◆ What to do: Reproduce all the lines below exactly and omit the images.

— start of Source material —

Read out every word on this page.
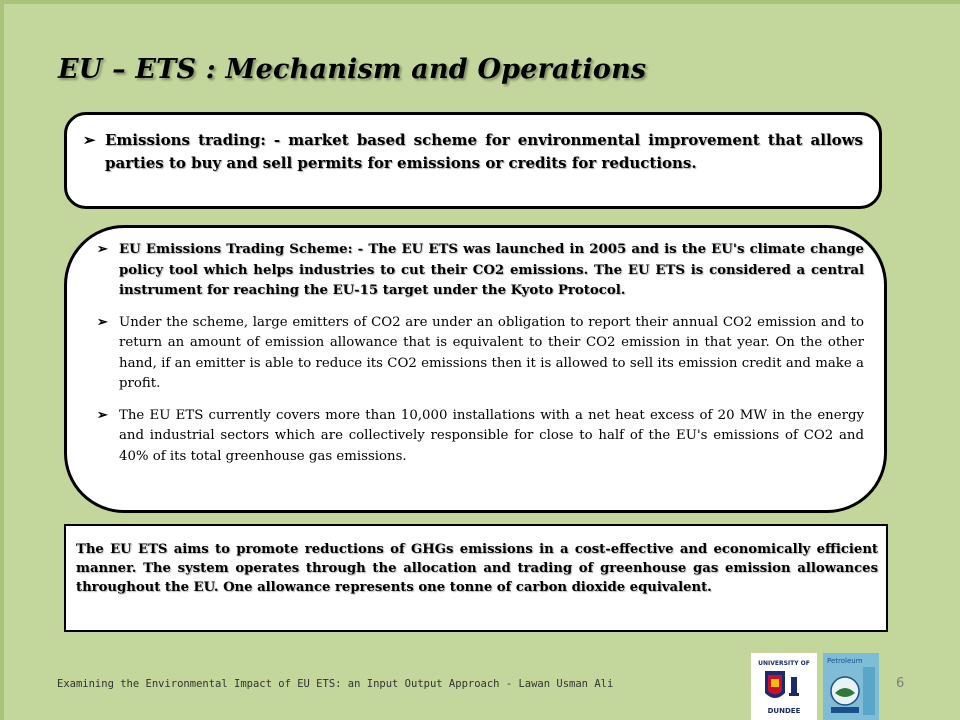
EU – ETS : Mechanism and Operations
➢ Emissions trading: - market based scheme for environmental improvement that allows parties to buy and sell permits for emissions or credits for reductions.
➢ EU Emissions Trading Scheme: - The EU ETS was launched in 2005 and is the EU's climate change policy tool which helps industries to cut their CO2 emissions. The EU ETS is considered a central instrument for reaching the EU-15 target under the Kyoto Protocol.
➢ Under the scheme, large emitters of CO2 are under an obligation to report their annual CO2 emission and to return an amount of emission allowance that is equivalent to their CO2 emission in that year. On the other hand, if an emitter is able to reduce its CO2 emissions then it is allowed to sell its emission credit and make a profit.
➢ The EU ETS currently covers more than 10,000 installations with a net heat excess of 20 MW in the energy and industrial sectors which are collectively responsible for close to half of the EU's emissions of CO2 and 40% of its total greenhouse gas emissions.

The EU ETS aims to promote reductions of GHGs emissions in a cost-effective and economically efficient manner. The system operates through the allocation and trading of greenhouse gas emission allowances throughout the EU. One allowance represents one tonne of carbon dioxide equivalent.

Examining the Environmental Impact of EU ETS: an Input Output Approach - Lawan Usman Ali
UNIVERSITY OF
DUNDEE
Petroleum
6
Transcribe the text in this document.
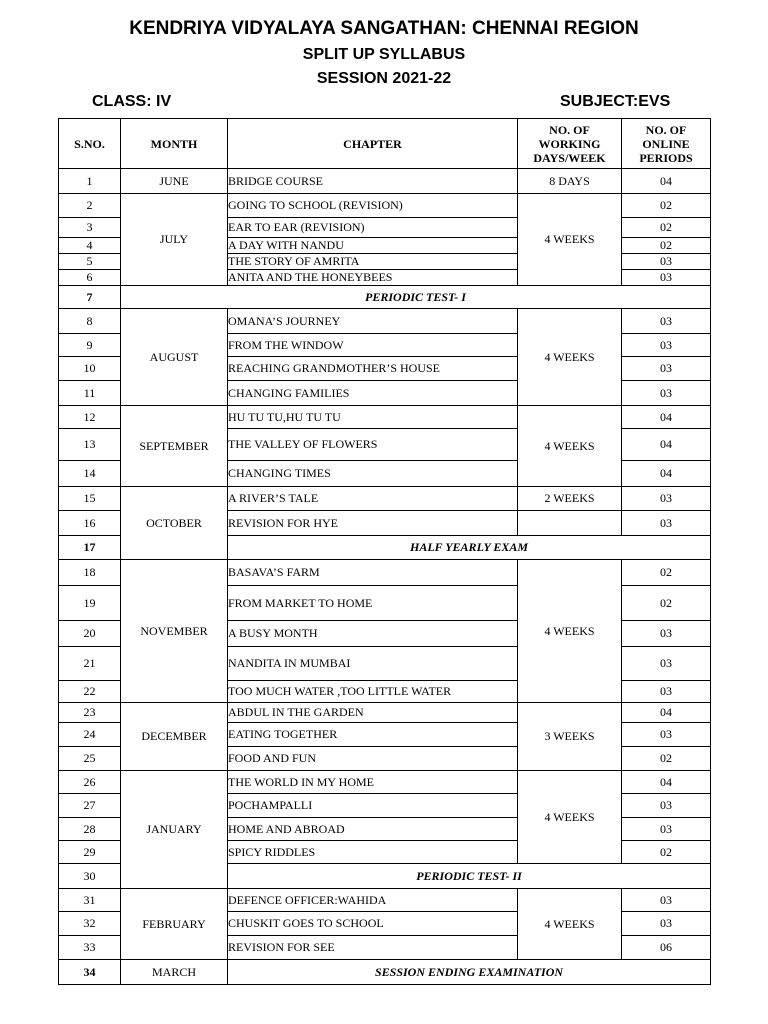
KENDRIYA VIDYALAYA SANGATHAN: CHENNAI REGION
SPLIT UP SYLLABUS
SESSION 2021-22
CLASS: IV	SUBJECT:EVS
S.NO.	MONTH	CHAPTER	NO. OF
WORKING
DAYS/WEEK	NO. OF
ONLINE
PERIODS
1	JUNE	BRIDGE COURSE	8 DAYS	04
2	JULY	GOING TO SCHOOL (REVISION)	4 WEEKS	02
3		EAR TO EAR (REVISION)		02
4		A DAY WITH NANDU		02
5		THE STORY OF AMRITA		03
6		ANITA AND THE HONEYBEES		03
7	PERIODIC TEST- I			
8	AUGUST	OMANA’S JOURNEY	4 WEEKS	03
9		FROM THE WINDOW		03
10		REACHING GRANDMOTHER’S HOUSE		03
11		CHANGING FAMILIES		03
12	SEPTEMBER	HU TU TU,HU TU TU	4 WEEKS	04
13		THE VALLEY OF FLOWERS		04
14		CHANGING TIMES		04
15	OCTOBER	A RIVER’S TALE	2 WEEKS	03
16		REVISION FOR HYE		03
17		HALF YEARLY EXAM		
18	NOVEMBER	BASAVA’S FARM	4 WEEKS	02
19		FROM MARKET TO HOME		02
20		A BUSY MONTH		03
21		NANDITA IN MUMBAI		03
22		TOO MUCH WATER ,TOO LITTLE WATER		03
23	DECEMBER	ABDUL IN THE GARDEN	3 WEEKS	04
24		EATING TOGETHER		03
25		FOOD AND FUN		02
26	JANUARY	THE WORLD IN MY HOME	4 WEEKS	04
27		POCHAMPALLI		03
28		HOME AND ABROAD		03
29		SPICY RIDDLES		02
30		PERIODIC TEST- II		
31	FEBRUARY	DEFENCE OFFICER:WAHIDA	4 WEEKS	03
32		CHUSKIT GOES TO SCHOOL		03
33		REVISION FOR SEE		06
34	MARCH	SESSION ENDING EXAMINATION		
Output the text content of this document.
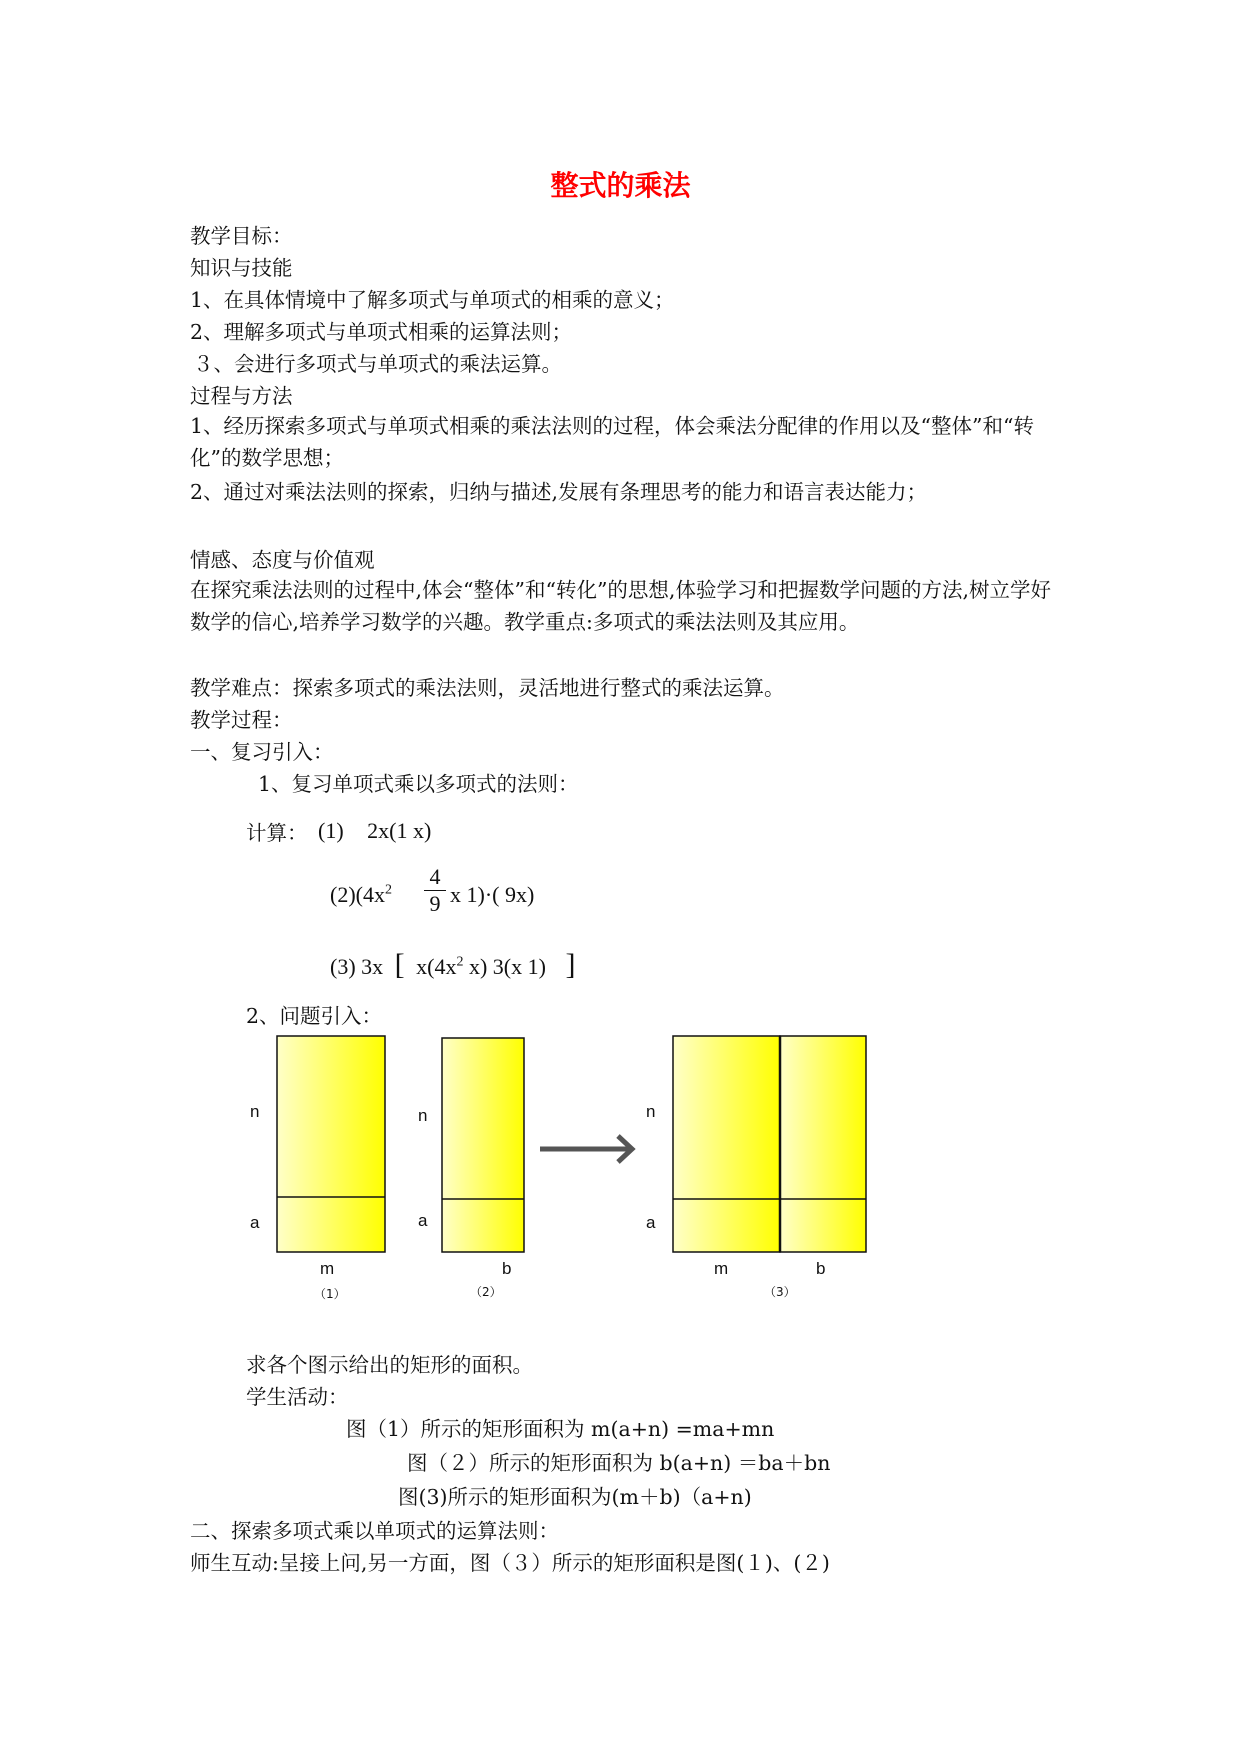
整式的乘法
教学目标：
知识与技能
1、在具体情境中了解多项式与单项式的相乘的意义；
2、理解多项式与单项式相乘的运算法则；
３、会进行多项式与单项式的乘法运算。
过程与方法
1、经历探索多项式与单项式相乘的乘法法则的过程，体会乘法分配律的作用以及“整体”和“转化”的数学思想；
2、通过对乘法法则的探索，归纳与描述,发展有条理思考的能力和语言表达能力；
情感、态度与价值观
在探究乘法法则的过程中,体会“整体”和“转化”的思想,体验学习和把握数学问题的方法,树立学好数学的信心,培养学习数学的兴趣。教学重点:多项式的乘法法则及其应用。
教学难点：探索多项式的乘法法则，灵活地进行整式的乘法运算。
教学过程：
一、复习引入：
1、复习单项式乘以多项式的法则：
计算： (1) 2x(1 x)
$(2)(4x^2 \frac{4}{9}$ x 1)·( 9x)
(3) 3x [ $x(4x^2$ x) 3(x 1) ]
2、问题引入：
n
a
m
（1）
n
a
b
（2）
n
a
m	b
（3）
求各个图示给出的矩形的面积。
学生活动：
图（1）所示的矩形面积为 m(a+n) =ma+mn
图（２）所示的矩形面积为 b(a+n) ＝ba＋bn
图(3)所示的矩形面积为(m＋b)（a+n)
二、探索多项式乘以单项式的运算法则：
师生互动:呈接上问,另一方面，图（３）所示的矩形面积是图(１)、(２)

— end of Source material —

◆ Task result:
Read out every word on this page.
EU – ETS : Mechanism and Operations
➢ Emissions trading: - market based scheme for environmental improvement that allows parties to buy and sell permits for emissions or credits for reductions.
➢ EU Emissions Trading Scheme: - The EU ETS was launched in 2005 and is the EU's climate change policy tool which helps industries to cut their CO2 emissions. The EU ETS is considered a central instrument for reaching the EU-15 target under the Kyoto Protocol.
➢ Under the scheme, large emitters of CO2 are under an obligation to report their annual CO2 emission and to return an amount of emission allowance that is equivalent to their CO2 emission in that year. On the other hand, if an emitter is able to reduce its CO2 emissions then it is allowed to sell its emission credit and make a profit.
➢ The EU ETS currently covers more than 10,000 installations with a net heat excess of 20 MW in the energy and industrial sectors which are collectively responsible for close to half of the EU's emissions of CO2 and 40% of its total greenhouse gas emissions.

The EU ETS aims to promote reductions of GHGs emissions in a cost-effective and economically efficient manner. The system operates through the allocation and trading of greenhouse gas emission allowances throughout the EU. One allowance represents one tonne of carbon dioxide equivalent.

Examining the Environmental Impact of EU ETS: an Input Output Approach - Lawan Usman Ali
UNIVERSITY OF
DUNDEE
Petroleum
6
Transcribe the text in this document.
KENDRIYA VIDYALAYA SANGATHAN: CHENNAI REGION
SPLIT UP SYLLABUS
SESSION 2021-22
CLASS: IV	SUBJECT:EVS
S.NO.	MONTH	CHAPTER	NO. OF
WORKING
DAYS/WEEK	NO. OF
ONLINE
PERIODS
1	JUNE	BRIDGE COURSE	8 DAYS	04
2	JULY	GOING TO SCHOOL (REVISION)	4 WEEKS	02
3		EAR TO EAR (REVISION)		02
4		A DAY WITH NANDU		02
5		THE STORY OF AMRITA		03
6		ANITA AND THE HONEYBEES		03
7	PERIODIC TEST- I			
8	AUGUST	OMANA’S JOURNEY	4 WEEKS	03
9		FROM THE WINDOW		03
10		REACHING GRANDMOTHER’S HOUSE		03
11		CHANGING FAMILIES		03
12	SEPTEMBER	HU TU TU,HU TU TU	4 WEEKS	04
13		THE VALLEY OF FLOWERS		04
14		CHANGING TIMES		04
15	OCTOBER	A RIVER’S TALE	2 WEEKS	03
16		REVISION FOR HYE		03
17		HALF YEARLY EXAM		
18	NOVEMBER	BASAVA’S FARM	4 WEEKS	02
19		FROM MARKET TO HOME		02
20		A BUSY MONTH		03
21		NANDITA IN MUMBAI		03
22		TOO MUCH WATER ,TOO LITTLE WATER		03
23	DECEMBER	ABDUL IN THE GARDEN	3 WEEKS	04
24		EATING TOGETHER		03
25		FOOD AND FUN		02
26	JANUARY	THE WORLD IN MY HOME	4 WEEKS	04
27		POCHAMPALLI		03
28		HOME AND ABROAD		03
29		SPICY RIDDLES		02
30		PERIODIC TEST- II		
31	FEBRUARY	DEFENCE OFFICER:WAHIDA	4 WEEKS	03
32		CHUSKIT GOES TO SCHOOL		03
33		REVISION FOR SEE		06
34	MARCH	SESSION ENDING EXAMINATION		
Output the text content of this document.
整式的乘法
教学目标：
知识与技能
1、在具体情境中了解多项式与单项式的相乘的意义；
2、理解多项式与单项式相乘的运算法则；
３、会进行多项式与单项式的乘法运算。
过程与方法
1、经历探索多项式与单项式相乘的乘法法则的过程，体会乘法分配律的作用以及“整体”和“转化”的数学思想；
2、通过对乘法法则的探索，归纳与描述,发展有条理思考的能力和语言表达能力；
情感、态度与价值观
在探究乘法法则的过程中,体会“整体”和“转化”的思想,体验学习和把握数学问题的方法,树立学好数学的信心,培养学习数学的兴趣。教学重点:多项式的乘法法则及其应用。
教学难点：探索多项式的乘法法则，灵活地进行整式的乘法运算。
教学过程：
一、复习引入：
1、复习单项式乘以多项式的法则：
计算： (1) 2x(1 x)
$(2)(4x^2 \frac{4}{9}$ x 1)·( 9x)
(3) 3x [ $x(4x^2$ x) 3(x 1) ]
2、问题引入：
n
a
m
（1）
n
a
b
（2）
n
a
m	b
（3）
求各个图示给出的矩形的面积。
学生活动：
图（1）所示的矩形面积为 m(a+n) =ma+mn
图（２）所示的矩形面积为 b(a+n) ＝ba＋bn
图(3)所示的矩形面积为(m＋b)（a+n)
二、探索多项式乘以单项式的运算法则：
师生互动:呈接上问,另一方面，图（３）所示的矩形面积是图(１)、(２)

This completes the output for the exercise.